** START **
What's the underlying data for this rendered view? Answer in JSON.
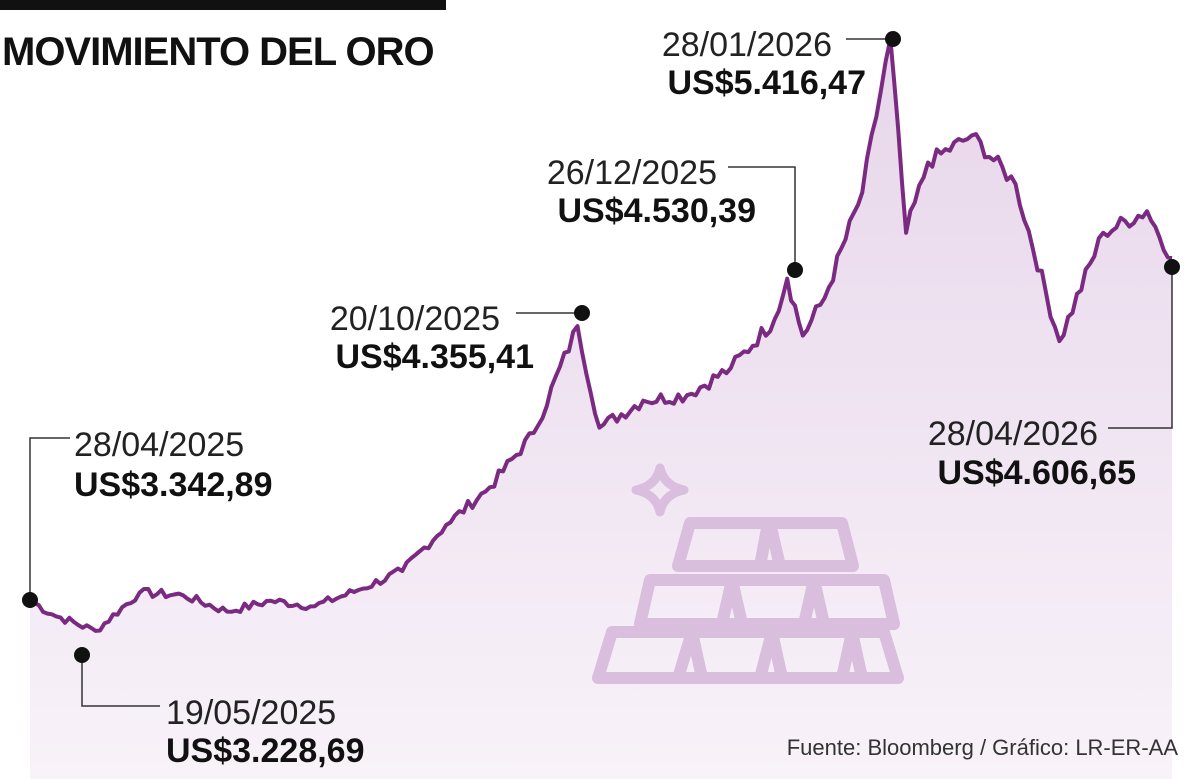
{
  "title": "MOVIMIENTO DEL ORO",
  "source": "Fuente: Bloomberg / Gráfico: LR-ER-AA",
  "colors": {
    "line": "#7b2a82",
    "fill_top": "#e7d6ea",
    "fill_bottom": "#f8f2f9",
    "icon": "#d9bedd"
  },
  "icon": "gold-bars-icon",
  "chart_data": {
    "type": "area",
    "title": "MOVIMIENTO DEL ORO",
    "xlabel": "",
    "ylabel": "",
    "x_range": [
      "28/04/2025",
      "28/04/2026"
    ],
    "ylim": [
      2400,
      5500
    ],
    "grid": false,
    "legend": "none",
    "series": [
      {
        "name": "",
        "x": [
          "28/04/2025",
          "05/05/2025",
          "19/05/2025",
          "02/06/2025",
          "16/06/2025",
          "30/06/2025",
          "14/07/2025",
          "28/07/2025",
          "11/08/2025",
          "25/08/2025",
          "08/09/2025",
          "22/09/2025",
          "06/10/2025",
          "20/10/2025",
          "27/10/2025",
          "10/11/2025",
          "24/11/2025",
          "08/12/2025",
          "22/12/2025",
          "26/12/2025",
          "31/12/2025",
          "07/01/2026",
          "19/01/2026",
          "28/01/2026",
          "02/02/2026",
          "09/02/2026",
          "23/02/2026",
          "09/03/2026",
          "23/03/2026",
          "06/04/2026",
          "20/04/2026",
          "28/04/2026"
        ],
        "y": [
          3342.89,
          3290,
          3228.69,
          3370,
          3360,
          3300,
          3340,
          3320,
          3380,
          3450,
          3620,
          3760,
          3960,
          4355.41,
          3980,
          4080,
          4100,
          4200,
          4380,
          4530.39,
          4320,
          4460,
          4850,
          5416.47,
          4700,
          4960,
          5060,
          4880,
          4300,
          4700,
          4780,
          4606.65
        ]
      }
    ],
    "annotations": [
      {
        "date": "28/04/2025",
        "value": "US$3.342,89"
      },
      {
        "date": "19/05/2025",
        "value": "US$3.228,69"
      },
      {
        "date": "20/10/2025",
        "value": "US$4.355,41"
      },
      {
        "date": "26/12/2025",
        "value": "US$4.530,39"
      },
      {
        "date": "28/01/2026",
        "value": "US$5.416,47"
      },
      {
        "date": "28/04/2026",
        "value": "US$4.606,65"
      }
    ]
  }
}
** END **
**EXERCISE REQUIREMENTS**
Search the data for the word "title" and copy each line where it appears.

**SOLUTION TO THE EXERCISE**
  "title": "MOVIMIENTO DEL ORO",
    "title": "MOVIMIENTO DEL ORO",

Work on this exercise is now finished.